-- Begin Records supplied --

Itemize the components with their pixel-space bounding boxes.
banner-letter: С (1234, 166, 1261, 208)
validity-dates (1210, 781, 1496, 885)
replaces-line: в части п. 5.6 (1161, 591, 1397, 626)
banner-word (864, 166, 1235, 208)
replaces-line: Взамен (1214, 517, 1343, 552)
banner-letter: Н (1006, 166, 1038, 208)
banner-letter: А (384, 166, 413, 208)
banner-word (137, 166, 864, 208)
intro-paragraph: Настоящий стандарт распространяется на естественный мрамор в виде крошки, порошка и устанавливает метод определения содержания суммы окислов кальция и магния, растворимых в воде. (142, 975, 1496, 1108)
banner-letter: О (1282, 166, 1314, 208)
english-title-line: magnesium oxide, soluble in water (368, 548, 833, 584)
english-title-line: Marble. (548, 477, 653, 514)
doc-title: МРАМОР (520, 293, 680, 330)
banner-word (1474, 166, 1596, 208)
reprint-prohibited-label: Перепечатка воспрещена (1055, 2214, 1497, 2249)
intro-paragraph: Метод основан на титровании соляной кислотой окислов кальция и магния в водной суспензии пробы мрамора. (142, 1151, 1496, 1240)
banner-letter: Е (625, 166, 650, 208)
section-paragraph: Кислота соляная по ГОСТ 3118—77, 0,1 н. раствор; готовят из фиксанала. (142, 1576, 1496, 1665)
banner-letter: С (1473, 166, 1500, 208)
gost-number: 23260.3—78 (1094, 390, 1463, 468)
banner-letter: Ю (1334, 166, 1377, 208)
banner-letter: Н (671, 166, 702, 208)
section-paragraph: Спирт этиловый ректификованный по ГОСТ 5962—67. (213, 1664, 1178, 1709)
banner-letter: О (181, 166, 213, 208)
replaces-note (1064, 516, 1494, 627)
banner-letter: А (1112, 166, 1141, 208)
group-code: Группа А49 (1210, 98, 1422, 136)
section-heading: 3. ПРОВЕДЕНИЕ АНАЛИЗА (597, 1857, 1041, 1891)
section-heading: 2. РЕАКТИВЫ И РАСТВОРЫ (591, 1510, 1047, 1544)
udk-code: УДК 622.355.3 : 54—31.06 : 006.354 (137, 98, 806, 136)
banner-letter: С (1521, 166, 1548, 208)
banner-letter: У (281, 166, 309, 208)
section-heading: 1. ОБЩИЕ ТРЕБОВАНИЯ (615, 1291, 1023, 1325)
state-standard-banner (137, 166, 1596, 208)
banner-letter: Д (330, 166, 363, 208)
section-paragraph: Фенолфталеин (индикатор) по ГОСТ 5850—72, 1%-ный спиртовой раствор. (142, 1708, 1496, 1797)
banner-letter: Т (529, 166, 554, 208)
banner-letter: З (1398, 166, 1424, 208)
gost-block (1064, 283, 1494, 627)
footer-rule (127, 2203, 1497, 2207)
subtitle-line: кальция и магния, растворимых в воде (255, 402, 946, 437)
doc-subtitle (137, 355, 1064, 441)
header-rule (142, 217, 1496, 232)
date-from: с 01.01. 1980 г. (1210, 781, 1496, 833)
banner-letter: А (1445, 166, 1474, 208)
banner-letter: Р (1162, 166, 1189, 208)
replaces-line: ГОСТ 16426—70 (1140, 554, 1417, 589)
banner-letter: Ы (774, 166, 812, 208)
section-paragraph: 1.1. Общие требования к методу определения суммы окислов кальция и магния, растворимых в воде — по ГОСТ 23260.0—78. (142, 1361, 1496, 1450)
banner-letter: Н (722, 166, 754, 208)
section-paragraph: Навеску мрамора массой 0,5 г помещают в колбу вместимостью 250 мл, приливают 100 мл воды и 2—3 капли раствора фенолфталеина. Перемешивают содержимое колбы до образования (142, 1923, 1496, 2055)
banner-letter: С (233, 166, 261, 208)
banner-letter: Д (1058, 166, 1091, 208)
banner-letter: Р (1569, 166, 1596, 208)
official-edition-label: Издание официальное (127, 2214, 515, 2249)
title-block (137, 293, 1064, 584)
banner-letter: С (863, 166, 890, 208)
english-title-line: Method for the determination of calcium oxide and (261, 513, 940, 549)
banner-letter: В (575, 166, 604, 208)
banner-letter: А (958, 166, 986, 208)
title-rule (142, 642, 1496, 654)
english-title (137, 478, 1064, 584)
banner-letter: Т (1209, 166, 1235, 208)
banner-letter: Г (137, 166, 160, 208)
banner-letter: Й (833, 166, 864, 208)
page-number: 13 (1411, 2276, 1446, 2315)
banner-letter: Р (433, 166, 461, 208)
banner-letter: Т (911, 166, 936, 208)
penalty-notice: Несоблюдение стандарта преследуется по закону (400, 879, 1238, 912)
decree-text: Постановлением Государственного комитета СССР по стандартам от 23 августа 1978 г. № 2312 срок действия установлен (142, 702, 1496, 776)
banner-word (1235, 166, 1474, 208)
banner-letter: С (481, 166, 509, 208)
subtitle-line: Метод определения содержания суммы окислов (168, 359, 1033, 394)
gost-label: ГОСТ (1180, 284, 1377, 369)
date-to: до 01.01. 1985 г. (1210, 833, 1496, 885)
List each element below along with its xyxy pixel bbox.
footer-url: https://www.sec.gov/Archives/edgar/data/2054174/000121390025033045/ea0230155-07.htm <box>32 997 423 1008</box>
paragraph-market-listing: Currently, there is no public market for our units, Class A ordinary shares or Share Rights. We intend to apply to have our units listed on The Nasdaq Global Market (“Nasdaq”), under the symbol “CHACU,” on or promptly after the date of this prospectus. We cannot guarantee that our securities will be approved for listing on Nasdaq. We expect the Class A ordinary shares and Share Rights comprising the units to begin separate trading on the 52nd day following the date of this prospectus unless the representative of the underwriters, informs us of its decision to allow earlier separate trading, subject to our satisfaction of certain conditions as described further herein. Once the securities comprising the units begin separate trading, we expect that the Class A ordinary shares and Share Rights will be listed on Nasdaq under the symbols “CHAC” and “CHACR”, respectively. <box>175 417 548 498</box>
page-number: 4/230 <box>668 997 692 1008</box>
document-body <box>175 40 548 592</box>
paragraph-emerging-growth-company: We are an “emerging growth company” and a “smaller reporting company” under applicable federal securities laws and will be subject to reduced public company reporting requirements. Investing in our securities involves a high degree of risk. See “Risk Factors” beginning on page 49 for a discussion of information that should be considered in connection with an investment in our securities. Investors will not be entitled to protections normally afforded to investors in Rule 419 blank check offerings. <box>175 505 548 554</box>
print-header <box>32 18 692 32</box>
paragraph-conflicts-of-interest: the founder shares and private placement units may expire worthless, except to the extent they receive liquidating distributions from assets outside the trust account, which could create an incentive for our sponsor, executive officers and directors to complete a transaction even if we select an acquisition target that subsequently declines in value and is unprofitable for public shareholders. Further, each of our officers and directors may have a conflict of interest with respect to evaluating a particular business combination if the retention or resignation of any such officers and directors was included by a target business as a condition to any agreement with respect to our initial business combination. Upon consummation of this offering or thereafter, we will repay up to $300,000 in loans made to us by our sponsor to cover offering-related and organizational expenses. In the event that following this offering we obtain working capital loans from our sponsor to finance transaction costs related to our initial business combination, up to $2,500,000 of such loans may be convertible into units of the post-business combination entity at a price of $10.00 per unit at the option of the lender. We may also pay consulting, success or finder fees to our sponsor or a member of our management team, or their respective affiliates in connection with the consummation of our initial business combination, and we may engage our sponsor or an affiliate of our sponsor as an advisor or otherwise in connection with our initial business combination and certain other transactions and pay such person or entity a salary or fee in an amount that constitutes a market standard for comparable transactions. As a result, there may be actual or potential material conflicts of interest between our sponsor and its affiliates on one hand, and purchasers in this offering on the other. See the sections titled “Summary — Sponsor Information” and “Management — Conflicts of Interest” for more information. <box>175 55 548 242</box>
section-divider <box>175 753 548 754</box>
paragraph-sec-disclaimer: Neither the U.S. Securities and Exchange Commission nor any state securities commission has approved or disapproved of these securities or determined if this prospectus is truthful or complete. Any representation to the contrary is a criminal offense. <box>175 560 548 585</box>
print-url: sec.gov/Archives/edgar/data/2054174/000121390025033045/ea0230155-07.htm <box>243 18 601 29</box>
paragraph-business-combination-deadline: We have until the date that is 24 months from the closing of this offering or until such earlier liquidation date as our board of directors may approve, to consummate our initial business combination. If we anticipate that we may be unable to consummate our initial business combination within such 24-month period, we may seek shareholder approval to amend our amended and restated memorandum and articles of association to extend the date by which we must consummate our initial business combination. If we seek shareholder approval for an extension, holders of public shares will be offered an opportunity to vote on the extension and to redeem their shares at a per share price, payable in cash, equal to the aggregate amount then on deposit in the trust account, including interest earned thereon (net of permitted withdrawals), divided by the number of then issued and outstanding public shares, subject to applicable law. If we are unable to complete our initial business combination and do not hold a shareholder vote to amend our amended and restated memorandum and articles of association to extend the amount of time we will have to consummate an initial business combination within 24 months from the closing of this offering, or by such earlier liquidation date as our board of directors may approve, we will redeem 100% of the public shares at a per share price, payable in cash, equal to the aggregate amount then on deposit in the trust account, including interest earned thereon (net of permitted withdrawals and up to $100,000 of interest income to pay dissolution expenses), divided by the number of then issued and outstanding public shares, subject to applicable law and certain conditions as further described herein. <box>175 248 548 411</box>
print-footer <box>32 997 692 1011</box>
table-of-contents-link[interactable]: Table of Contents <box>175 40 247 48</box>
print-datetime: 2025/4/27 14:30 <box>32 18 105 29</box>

-- End Records supplied --

Given exercise » Rename "replaces-line" to "replacement-line" in the rows that begin at the first row and stop after the row containing "banner-word (864, 166, 1235, 208)". Give those rows again with nothing else changed.

Output of the exercise »
Itemize the components with their pixel-space bounding boxes.
banner-letter: С (1234, 166, 1261, 208)
validity-dates (1210, 781, 1496, 885)
replacement-line: в части п. 5.6 (1161, 591, 1397, 626)
banner-word (864, 166, 1235, 208)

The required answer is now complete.